Below is a block of records; return all of them exactly, but without the images.

[Stored records]
BEGIN

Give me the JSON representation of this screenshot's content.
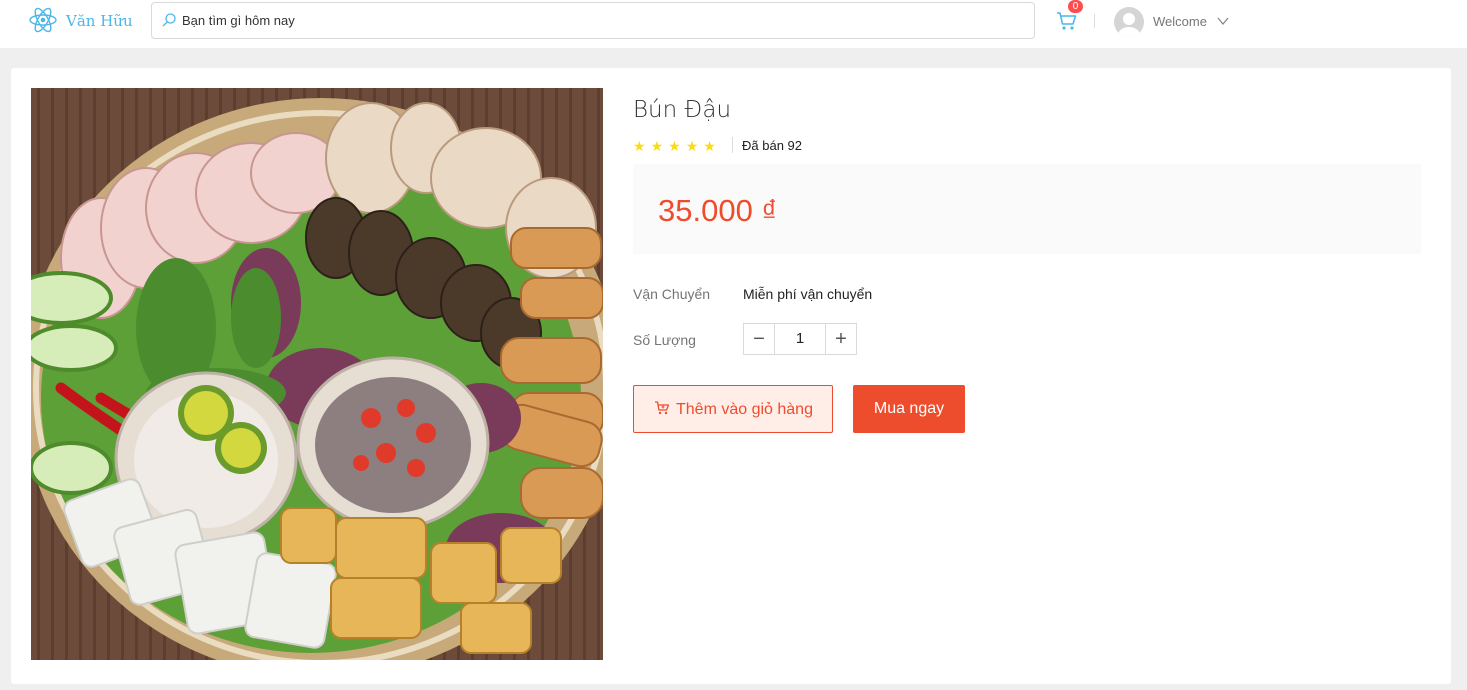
{
  "header": {
    "brand": "Văn Hữu",
    "search_placeholder": "Bạn tìm gì hôm nay",
    "cart_count": "0",
    "welcome": "Welcome"
  },
  "product": {
    "title": "Bún Đậu",
    "rating_stars": 5,
    "sold": "Đã bán 92",
    "price": "35.000 ₫",
    "shipping_label": "Vận Chuyển",
    "shipping_value": "Miễn phí vận chuyển",
    "quantity_label": "Số Lượng",
    "quantity": "1",
    "decrement": "−",
    "increment": "+",
    "add_to_cart": "Thêm vào giỏ hàng",
    "buy_now": "Mua ngay"
  },
  "colors": {
    "accent": "#ee4d2d",
    "brand": "#4db6e8",
    "star": "#fadb14"
  },
  "icons": [
    "react-logo-icon",
    "search-icon",
    "cart-icon",
    "avatar-icon",
    "chevron-down-icon",
    "star-icon",
    "cart-add-icon"
  ]
}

END

### Correct answer
Give me the JSON representation of this screenshot's content.
{
  "header": {
    "brand": "Văn Hữu",
    "search_placeholder": "Bạn tìm gì hôm nay",
    "cart_count": "0",
    "welcome": "Welcome"
  },
  "product": {
    "title": "Bún Đậu",
    "rating_stars": 5,
    "sold": "Đã bán 92",
    "price": "35.000 ₫",
    "shipping_label": "Vận Chuyển",
    "shipping_value": "Miễn phí vận chuyển",
    "quantity_label": "Số Lượng",
    "quantity": "1",
    "decrement": "−",
    "increment": "+",
    "add_to_cart": "Thêm vào giỏ hàng",
    "buy_now": "Mua ngay"
  },
  "colors": {
    "accent": "#ee4d2d",
    "brand": "#4db6e8",
    "star": "#fadb14"
  },
  "icons": [
    "react-logo-icon",
    "search-icon",
    "cart-icon",
    "avatar-icon",
    "chevron-down-icon",
    "star-icon",
    "cart-add-icon"
  ]
}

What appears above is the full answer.